··· GIVEN ENTRIES

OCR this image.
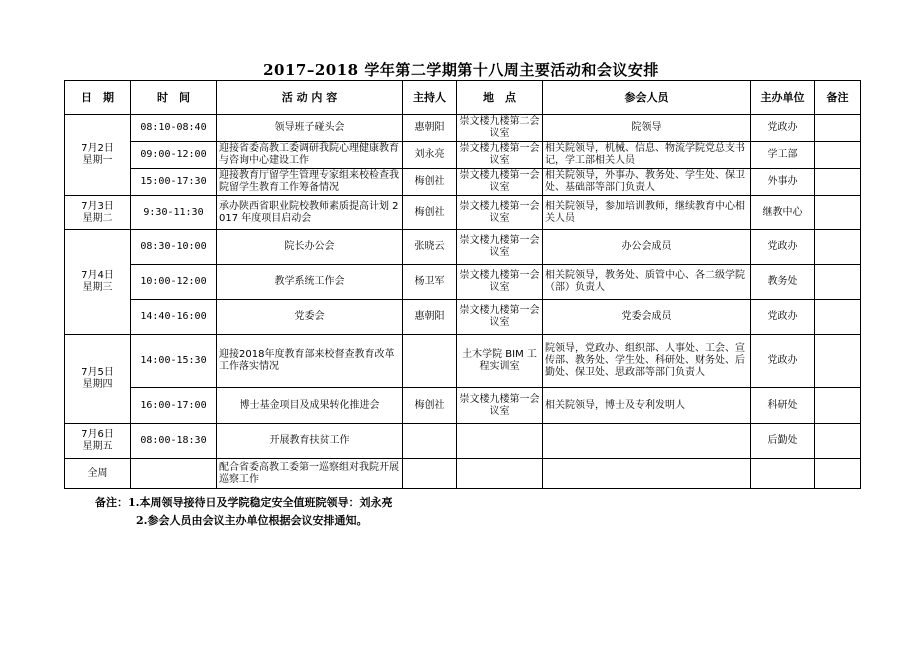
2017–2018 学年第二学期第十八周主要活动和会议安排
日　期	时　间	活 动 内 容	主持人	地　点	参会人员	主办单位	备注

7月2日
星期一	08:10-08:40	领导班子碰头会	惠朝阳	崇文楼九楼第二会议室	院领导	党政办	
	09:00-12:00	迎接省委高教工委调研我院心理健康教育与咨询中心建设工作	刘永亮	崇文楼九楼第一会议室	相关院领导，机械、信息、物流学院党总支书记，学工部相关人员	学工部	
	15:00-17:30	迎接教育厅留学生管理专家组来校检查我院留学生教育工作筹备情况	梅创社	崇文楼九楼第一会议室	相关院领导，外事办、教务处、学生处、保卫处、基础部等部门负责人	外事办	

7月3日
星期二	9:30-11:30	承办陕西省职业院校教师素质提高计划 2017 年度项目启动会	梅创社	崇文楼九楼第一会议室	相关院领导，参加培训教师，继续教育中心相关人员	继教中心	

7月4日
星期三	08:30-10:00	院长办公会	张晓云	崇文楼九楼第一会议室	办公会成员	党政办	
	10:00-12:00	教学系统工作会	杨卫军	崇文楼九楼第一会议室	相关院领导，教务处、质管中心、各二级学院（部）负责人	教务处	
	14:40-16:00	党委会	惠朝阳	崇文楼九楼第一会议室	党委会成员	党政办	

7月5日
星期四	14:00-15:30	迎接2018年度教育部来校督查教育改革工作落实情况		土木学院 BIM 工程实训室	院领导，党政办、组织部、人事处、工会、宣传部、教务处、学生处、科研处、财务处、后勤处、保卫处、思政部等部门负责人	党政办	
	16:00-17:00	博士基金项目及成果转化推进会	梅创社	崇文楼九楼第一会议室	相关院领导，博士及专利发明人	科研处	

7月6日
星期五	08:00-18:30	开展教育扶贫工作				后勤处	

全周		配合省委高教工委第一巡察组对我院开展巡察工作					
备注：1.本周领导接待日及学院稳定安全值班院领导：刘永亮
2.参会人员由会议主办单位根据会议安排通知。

······
··· GIVEN ENTRIES

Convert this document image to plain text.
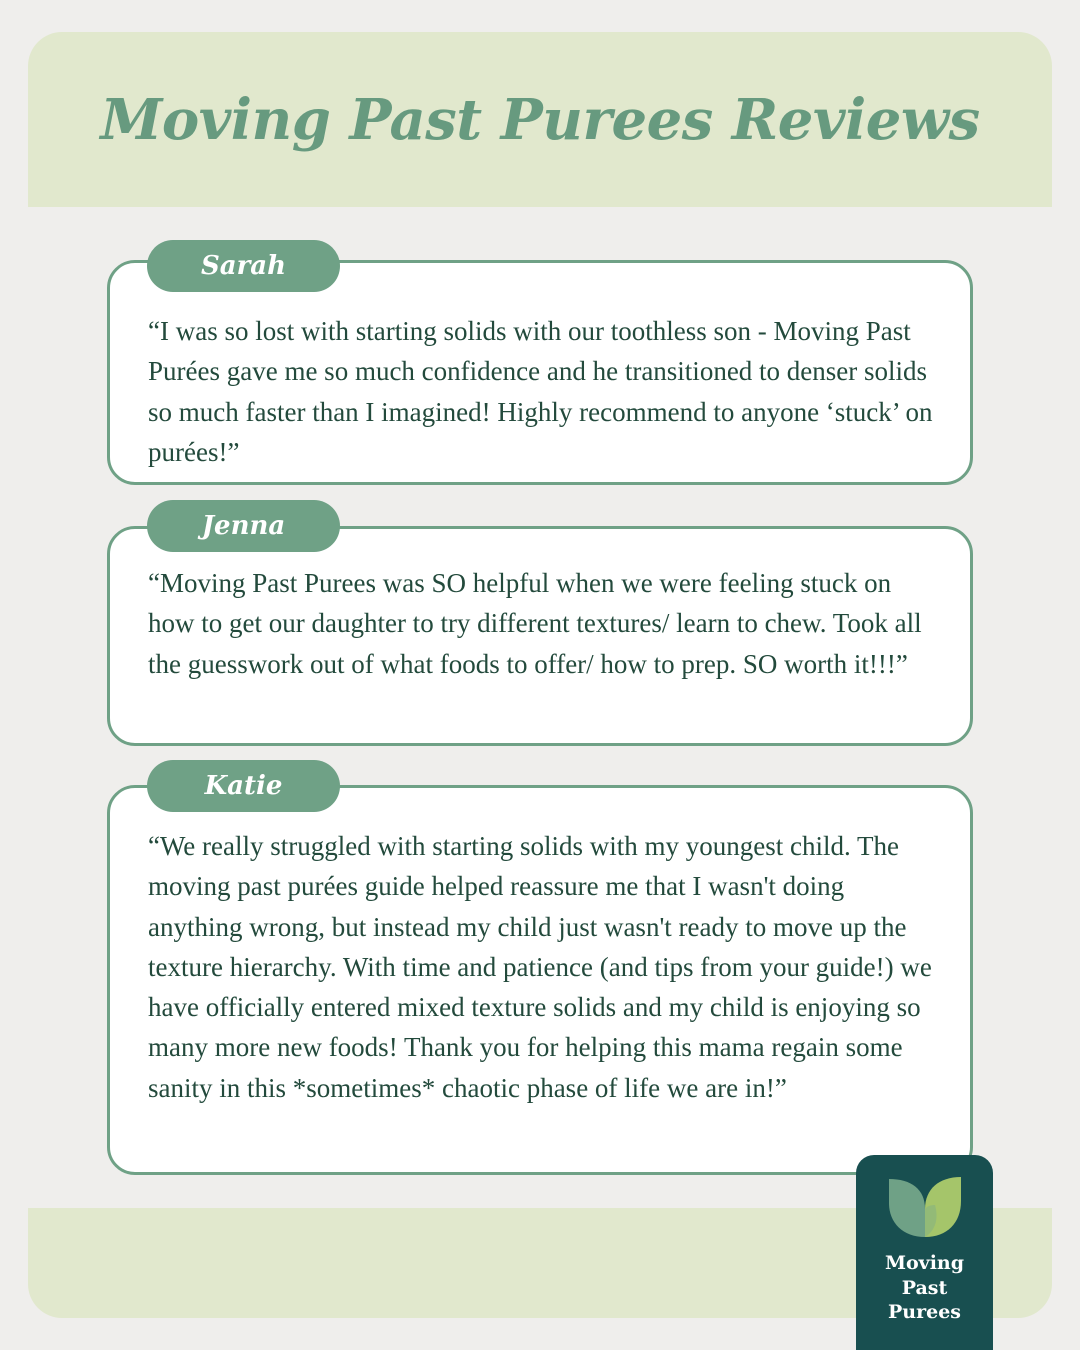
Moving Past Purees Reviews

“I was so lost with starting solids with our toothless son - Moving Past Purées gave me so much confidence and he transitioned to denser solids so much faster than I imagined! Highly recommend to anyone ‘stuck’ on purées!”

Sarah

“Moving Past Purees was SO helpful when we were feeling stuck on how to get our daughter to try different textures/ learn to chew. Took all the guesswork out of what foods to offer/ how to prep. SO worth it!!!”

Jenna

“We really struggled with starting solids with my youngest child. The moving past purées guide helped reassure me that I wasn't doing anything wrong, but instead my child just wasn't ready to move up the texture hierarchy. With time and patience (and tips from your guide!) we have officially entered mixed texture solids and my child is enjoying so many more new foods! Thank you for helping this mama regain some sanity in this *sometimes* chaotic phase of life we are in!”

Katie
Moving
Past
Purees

······

▶ TASK DIRECTIONS
Lines from the records above that hold "stuck" are the ones to list.

▶ ANSWER FOR THIS EXERCISE
“I was so lost with starting solids with our toothless son - Moving Past Purées gave me so much confidence and he transitioned to denser solids so much faster than I imagined! Highly recommend to anyone ‘stuck’ on purées!”
“Moving Past Purees was SO helpful when we were feeling stuck on how to get our daughter to try different textures/ learn to chew. Took all the guesswork out of what foods to offer/ how to prep. SO worth it!!!”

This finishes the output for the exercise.